- Problem requirements: With the pictures omitted, write out the entries that follow exactly as they stand.

- Records:
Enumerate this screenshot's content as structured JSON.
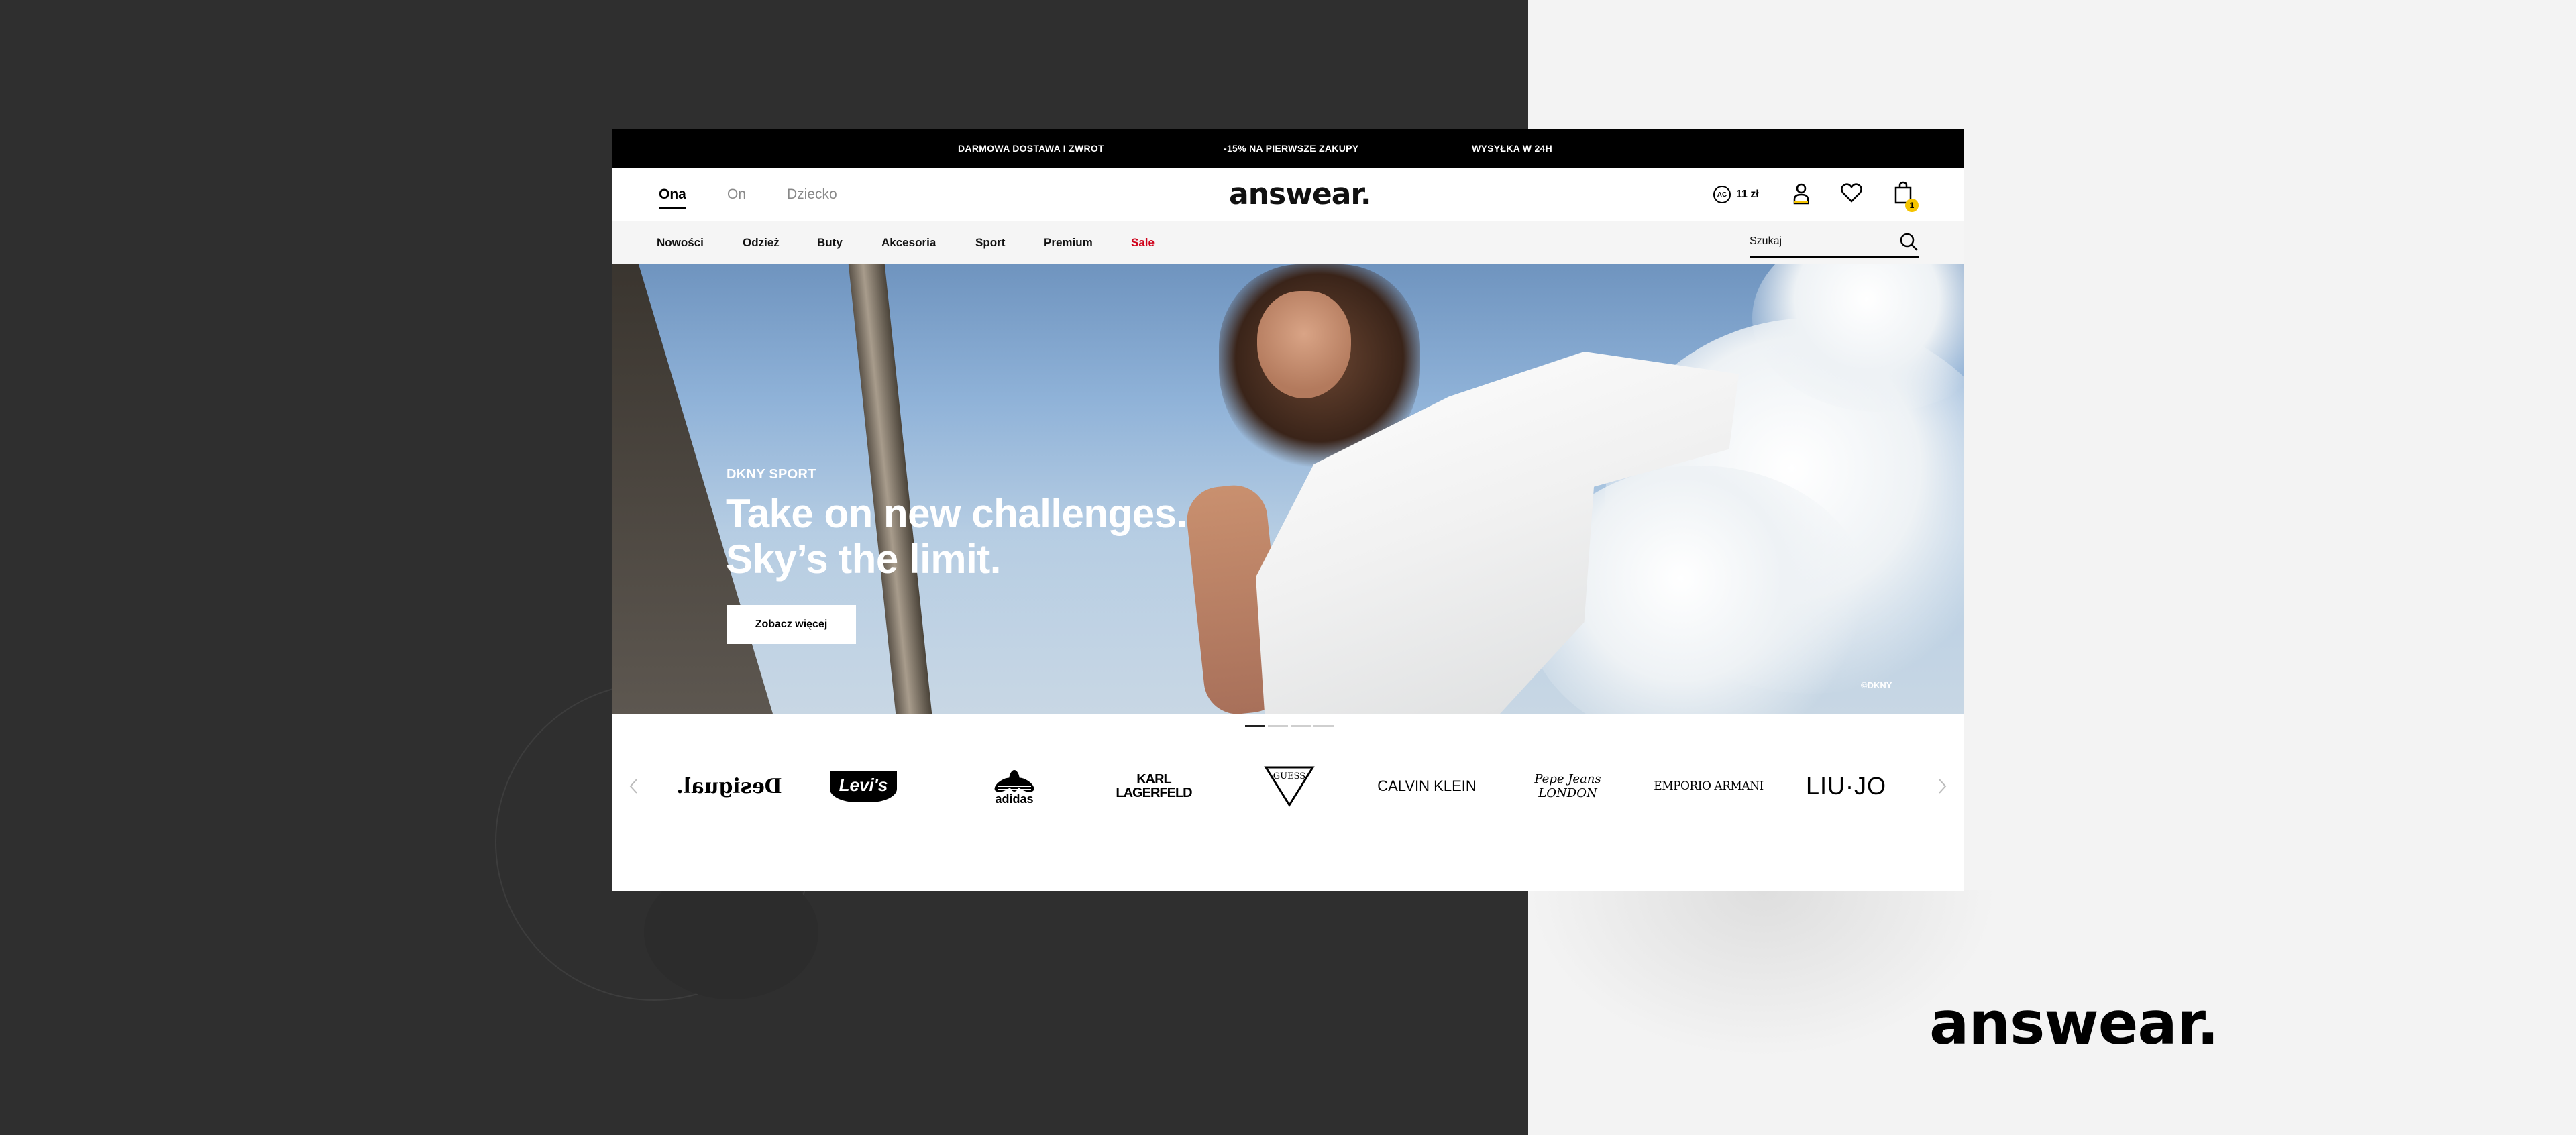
{
  "topbar": {
    "items": [
      "DARMOWA DOSTAWA I ZWROT",
      "-15% NA PIERWSZE ZAKUPY",
      "WYSYŁKA W 24H"
    ]
  },
  "header": {
    "genders": [
      "Ona",
      "On",
      "Dziecko"
    ],
    "active_gender": "Ona",
    "logo": "answear.",
    "wallet_badge": "AC",
    "wallet_amount": "11 zł",
    "cart_count": "1"
  },
  "nav": {
    "items": [
      "Nowości",
      "Odzież",
      "Buty",
      "Akcesoria",
      "Sport",
      "Premium",
      "Sale"
    ],
    "search_placeholder": "Szukaj"
  },
  "hero": {
    "brand": "DKNY SPORT",
    "title_line1": "Take on new challenges.",
    "title_line2": "Sky’s the limit.",
    "button": "Zobacz więcej",
    "credit": "©DKNY",
    "slides_total": 4,
    "active_slide": 1
  },
  "brands": {
    "items": [
      "Desigual.",
      "Levi's",
      "adidas",
      "KARL LAGERFELD",
      "GUESS",
      "CALVIN KLEIN",
      "Pepe Jeans LONDON",
      "EMPORIO ARMANI",
      "LIU·JO"
    ]
  },
  "footer_logo": "answear.",
  "colors": {
    "sale": "#d0021b",
    "cart_badge": "#f5c400",
    "topbar_bg": "#000000",
    "left_bg": "#2f2f2f",
    "right_bg": "#f3f3f3"
  }
}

- Correct output:
Enumerate this screenshot's content as structured JSON.
{
  "topbar": {
    "items": [
      "DARMOWA DOSTAWA I ZWROT",
      "-15% NA PIERWSZE ZAKUPY",
      "WYSYŁKA W 24H"
    ]
  },
  "header": {
    "genders": [
      "Ona",
      "On",
      "Dziecko"
    ],
    "active_gender": "Ona",
    "logo": "answear.",
    "wallet_badge": "AC",
    "wallet_amount": "11 zł",
    "cart_count": "1"
  },
  "nav": {
    "items": [
      "Nowości",
      "Odzież",
      "Buty",
      "Akcesoria",
      "Sport",
      "Premium",
      "Sale"
    ],
    "search_placeholder": "Szukaj"
  },
  "hero": {
    "brand": "DKNY SPORT",
    "title_line1": "Take on new challenges.",
    "title_line2": "Sky’s the limit.",
    "button": "Zobacz więcej",
    "credit": "©DKNY",
    "slides_total": 4,
    "active_slide": 1
  },
  "brands": {
    "items": [
      "Desigual.",
      "Levi's",
      "adidas",
      "KARL LAGERFELD",
      "GUESS",
      "CALVIN KLEIN",
      "Pepe Jeans LONDON",
      "EMPORIO ARMANI",
      "LIU·JO"
    ]
  },
  "footer_logo": "answear.",
  "colors": {
    "sale": "#d0021b",
    "cart_badge": "#f5c400",
    "topbar_bg": "#000000",
    "left_bg": "#2f2f2f",
    "right_bg": "#f3f3f3"
  }
}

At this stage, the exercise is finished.